STATED PROBLEM: All entries must be extracted exactly, with nothing added or dropped.

INFORMATION SHOWN:
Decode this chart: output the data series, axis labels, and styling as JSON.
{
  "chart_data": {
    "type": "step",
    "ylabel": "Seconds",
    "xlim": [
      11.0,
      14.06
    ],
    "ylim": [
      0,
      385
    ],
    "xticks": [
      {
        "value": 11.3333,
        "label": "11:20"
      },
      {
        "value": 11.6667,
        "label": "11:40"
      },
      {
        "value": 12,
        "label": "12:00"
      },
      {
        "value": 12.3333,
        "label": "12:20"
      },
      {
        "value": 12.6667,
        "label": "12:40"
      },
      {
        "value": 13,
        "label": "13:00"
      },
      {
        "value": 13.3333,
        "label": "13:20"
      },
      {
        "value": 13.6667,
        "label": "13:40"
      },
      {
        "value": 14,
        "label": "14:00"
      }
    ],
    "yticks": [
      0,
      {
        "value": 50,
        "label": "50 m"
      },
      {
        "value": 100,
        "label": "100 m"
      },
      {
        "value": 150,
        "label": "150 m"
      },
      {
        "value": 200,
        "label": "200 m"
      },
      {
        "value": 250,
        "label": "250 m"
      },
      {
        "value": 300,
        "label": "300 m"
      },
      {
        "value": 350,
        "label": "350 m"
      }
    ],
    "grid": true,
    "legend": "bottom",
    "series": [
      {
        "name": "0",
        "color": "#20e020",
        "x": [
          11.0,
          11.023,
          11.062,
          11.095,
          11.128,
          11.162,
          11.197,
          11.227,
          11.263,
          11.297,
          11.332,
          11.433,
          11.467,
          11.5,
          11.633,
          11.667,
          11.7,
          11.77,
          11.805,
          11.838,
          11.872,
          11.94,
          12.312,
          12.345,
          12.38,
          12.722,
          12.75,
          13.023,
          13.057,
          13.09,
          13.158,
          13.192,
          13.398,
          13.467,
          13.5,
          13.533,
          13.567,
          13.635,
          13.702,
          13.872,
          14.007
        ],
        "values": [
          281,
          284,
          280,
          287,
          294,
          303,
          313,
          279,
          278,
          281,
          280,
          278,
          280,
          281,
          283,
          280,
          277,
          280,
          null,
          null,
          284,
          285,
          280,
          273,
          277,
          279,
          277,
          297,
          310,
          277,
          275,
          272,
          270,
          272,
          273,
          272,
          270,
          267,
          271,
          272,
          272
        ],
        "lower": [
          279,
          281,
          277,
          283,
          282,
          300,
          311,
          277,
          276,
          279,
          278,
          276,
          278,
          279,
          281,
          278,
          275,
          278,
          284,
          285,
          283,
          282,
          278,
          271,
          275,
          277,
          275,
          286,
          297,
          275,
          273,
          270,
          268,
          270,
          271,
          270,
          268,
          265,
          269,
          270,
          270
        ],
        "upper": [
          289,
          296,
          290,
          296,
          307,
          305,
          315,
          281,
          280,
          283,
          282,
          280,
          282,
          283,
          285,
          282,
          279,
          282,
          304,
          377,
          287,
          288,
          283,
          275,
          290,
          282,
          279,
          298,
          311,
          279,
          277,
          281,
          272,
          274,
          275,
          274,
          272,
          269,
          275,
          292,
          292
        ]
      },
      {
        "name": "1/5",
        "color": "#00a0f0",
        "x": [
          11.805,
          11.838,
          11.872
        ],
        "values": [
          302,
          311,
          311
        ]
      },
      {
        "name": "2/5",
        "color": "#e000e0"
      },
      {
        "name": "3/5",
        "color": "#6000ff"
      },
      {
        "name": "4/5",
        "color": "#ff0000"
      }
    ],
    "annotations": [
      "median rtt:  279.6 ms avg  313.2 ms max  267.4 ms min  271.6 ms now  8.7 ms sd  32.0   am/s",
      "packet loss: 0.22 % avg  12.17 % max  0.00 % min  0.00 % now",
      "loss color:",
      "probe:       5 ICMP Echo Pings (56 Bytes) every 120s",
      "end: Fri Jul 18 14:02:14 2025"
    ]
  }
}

PROBLEM SOLUTION:
Decode this chart: output the data series, axis labels, and styling as JSON.
{
  "chart_data": {
    "type": "step",
    "ylabel": "Seconds",
    "xlim": [
      11.0,
      14.06
    ],
    "ylim": [
      0,
      385
    ],
    "xticks": [
      {
        "value": 11.3333,
        "label": "11:20"
      },
      {
        "value": 11.6667,
        "label": "11:40"
      },
      {
        "value": 12,
        "label": "12:00"
      },
      {
        "value": 12.3333,
        "label": "12:20"
      },
      {
        "value": 12.6667,
        "label": "12:40"
      },
      {
        "value": 13,
        "label": "13:00"
      },
      {
        "value": 13.3333,
        "label": "13:20"
      },
      {
        "value": 13.6667,
        "label": "13:40"
      },
      {
        "value": 14,
        "label": "14:00"
      }
    ],
    "yticks": [
      0,
      {
        "value": 50,
        "label": "50 m"
      },
      {
        "value": 100,
        "label": "100 m"
      },
      {
        "value": 150,
        "label": "150 m"
      },
      {
        "value": 200,
        "label": "200 m"
      },
      {
        "value": 250,
        "label": "250 m"
      },
      {
        "value": 300,
        "label": "300 m"
      },
      {
        "value": 350,
        "label": "350 m"
      }
    ],
    "grid": true,
    "legend": "bottom",
    "series": [
      {
        "name": "0",
        "color": "#20e020",
        "x": [
          11.0,
          11.023,
          11.062,
          11.095,
          11.128,
          11.162,
          11.197,
          11.227,
          11.263,
          11.297,
          11.332,
          11.433,
          11.467,
          11.5,
          11.633,
          11.667,
          11.7,
          11.77,
          11.805,
          11.838,
          11.872,
          11.94,
          12.312,
          12.345,
          12.38,
          12.722,
          12.75,
          13.023,
          13.057,
          13.09,
          13.158,
          13.192,
          13.398,
          13.467,
          13.5,
          13.533,
          13.567,
          13.635,
          13.702,
          13.872,
          14.007
        ],
        "values": [
          281,
          284,
          280,
          287,
          294,
          303,
          313,
          279,
          278,
          281,
          280,
          278,
          280,
          281,
          283,
          280,
          277,
          280,
          null,
          null,
          284,
          285,
          280,
          273,
          277,
          279,
          277,
          297,
          310,
          277,
          275,
          272,
          270,
          272,
          273,
          272,
          270,
          267,
          271,
          272,
          272
        ],
        "lower": [
          279,
          281,
          277,
          283,
          282,
          300,
          311,
          277,
          276,
          279,
          278,
          276,
          278,
          279,
          281,
          278,
          275,
          278,
          284,
          285,
          283,
          282,
          278,
          271,
          275,
          277,
          275,
          286,
          297,
          275,
          273,
          270,
          268,
          270,
          271,
          270,
          268,
          265,
          269,
          270,
          270
        ],
        "upper": [
          289,
          296,
          290,
          296,
          307,
          305,
          315,
          281,
          280,
          283,
          282,
          280,
          282,
          283,
          285,
          282,
          279,
          282,
          304,
          377,
          287,
          288,
          283,
          275,
          290,
          282,
          279,
          298,
          311,
          279,
          277,
          281,
          272,
          274,
          275,
          274,
          272,
          269,
          275,
          292,
          292
        ]
      },
      {
        "name": "1/5",
        "color": "#00a0f0",
        "x": [
          11.805,
          11.838,
          11.872
        ],
        "values": [
          302,
          311,
          311
        ]
      },
      {
        "name": "2/5",
        "color": "#e000e0"
      },
      {
        "name": "3/5",
        "color": "#6000ff"
      },
      {
        "name": "4/5",
        "color": "#ff0000"
      }
    ],
    "annotations": [
      "median rtt:  279.6 ms avg  313.2 ms max  267.4 ms min  271.6 ms now  8.7 ms sd  32.0   am/s",
      "packet loss: 0.22 % avg  12.17 % max  0.00 % min  0.00 % now",
      "loss color:",
      "probe:       5 ICMP Echo Pings (56 Bytes) every 120s",
      "end: Fri Jul 18 14:02:14 2025"
    ]
  }
}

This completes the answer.